## Begin

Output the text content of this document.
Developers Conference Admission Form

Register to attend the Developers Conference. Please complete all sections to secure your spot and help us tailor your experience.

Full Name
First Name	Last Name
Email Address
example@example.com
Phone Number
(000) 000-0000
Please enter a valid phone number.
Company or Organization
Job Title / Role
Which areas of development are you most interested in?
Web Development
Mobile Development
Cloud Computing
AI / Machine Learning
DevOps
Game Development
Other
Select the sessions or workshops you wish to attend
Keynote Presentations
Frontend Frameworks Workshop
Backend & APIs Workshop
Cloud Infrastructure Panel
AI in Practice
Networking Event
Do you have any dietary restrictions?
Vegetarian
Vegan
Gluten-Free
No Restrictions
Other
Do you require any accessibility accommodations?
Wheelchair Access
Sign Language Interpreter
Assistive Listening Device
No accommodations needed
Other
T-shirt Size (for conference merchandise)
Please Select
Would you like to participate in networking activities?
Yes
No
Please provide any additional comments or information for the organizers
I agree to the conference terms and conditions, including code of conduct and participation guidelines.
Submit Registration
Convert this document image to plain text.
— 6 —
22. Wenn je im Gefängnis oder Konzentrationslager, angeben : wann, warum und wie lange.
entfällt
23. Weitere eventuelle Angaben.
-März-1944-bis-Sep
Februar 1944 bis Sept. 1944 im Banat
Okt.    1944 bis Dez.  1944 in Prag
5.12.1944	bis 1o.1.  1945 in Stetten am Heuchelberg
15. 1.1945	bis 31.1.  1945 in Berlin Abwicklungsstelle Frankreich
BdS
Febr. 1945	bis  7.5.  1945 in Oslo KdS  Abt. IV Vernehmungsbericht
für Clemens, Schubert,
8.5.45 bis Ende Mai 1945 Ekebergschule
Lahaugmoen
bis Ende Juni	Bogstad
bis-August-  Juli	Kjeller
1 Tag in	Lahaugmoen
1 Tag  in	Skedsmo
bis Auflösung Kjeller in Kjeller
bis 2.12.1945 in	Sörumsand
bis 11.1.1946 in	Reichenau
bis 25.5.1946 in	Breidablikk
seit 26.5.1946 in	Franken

## End

▶ [WHAT THIS TASK INVOLVES]: Can you restate every record above word for word?

▶ [COMPLETE OUTPUT]:
Output the text content of this document.
Developers Conference Admission Form

Register to attend the Developers Conference. Please complete all sections to secure your spot and help us tailor your experience.

Full Name
First Name	Last Name
Email Address
example@example.com
Phone Number
(000) 000-0000
Please enter a valid phone number.
Company or Organization
Job Title / Role
Which areas of development are you most interested in?
Web Development
Mobile Development
Cloud Computing
AI / Machine Learning
DevOps
Game Development
Other
Select the sessions or workshops you wish to attend
Keynote Presentations
Frontend Frameworks Workshop
Backend & APIs Workshop
Cloud Infrastructure Panel
AI in Practice
Networking Event
Do you have any dietary restrictions?
Vegetarian
Vegan
Gluten-Free
No Restrictions
Other
Do you require any accessibility accommodations?
Wheelchair Access
Sign Language Interpreter
Assistive Listening Device
No accommodations needed
Other
T-shirt Size (for conference merchandise)
Please Select
Would you like to participate in networking activities?
Yes
No
Please provide any additional comments or information for the organizers
I agree to the conference terms and conditions, including code of conduct and participation guidelines.
Submit Registration
Convert this document image to plain text.
— 6 —
22. Wenn je im Gefängnis oder Konzentrationslager, angeben : wann, warum und wie lange.
entfällt
23. Weitere eventuelle Angaben.
-März-1944-bis-Sep
Februar 1944 bis Sept. 1944 im Banat
Okt.    1944 bis Dez.  1944 in Prag
5.12.1944	bis 1o.1.  1945 in Stetten am Heuchelberg
15. 1.1945	bis 31.1.  1945 in Berlin Abwicklungsstelle Frankreich
BdS
Febr. 1945	bis  7.5.  1945 in Oslo KdS  Abt. IV Vernehmungsbericht
für Clemens, Schubert,
8.5.45 bis Ende Mai 1945 Ekebergschule
Lahaugmoen
bis Ende Juni	Bogstad
bis-August-  Juli	Kjeller
1 Tag in	Lahaugmoen
1 Tag  in	Skedsmo
bis Auflösung Kjeller in Kjeller
bis 2.12.1945 in	Sörumsand
bis 11.1.1946 in	Reichenau
bis 25.5.1946 in	Breidablikk
seit 26.5.1946 in	Franken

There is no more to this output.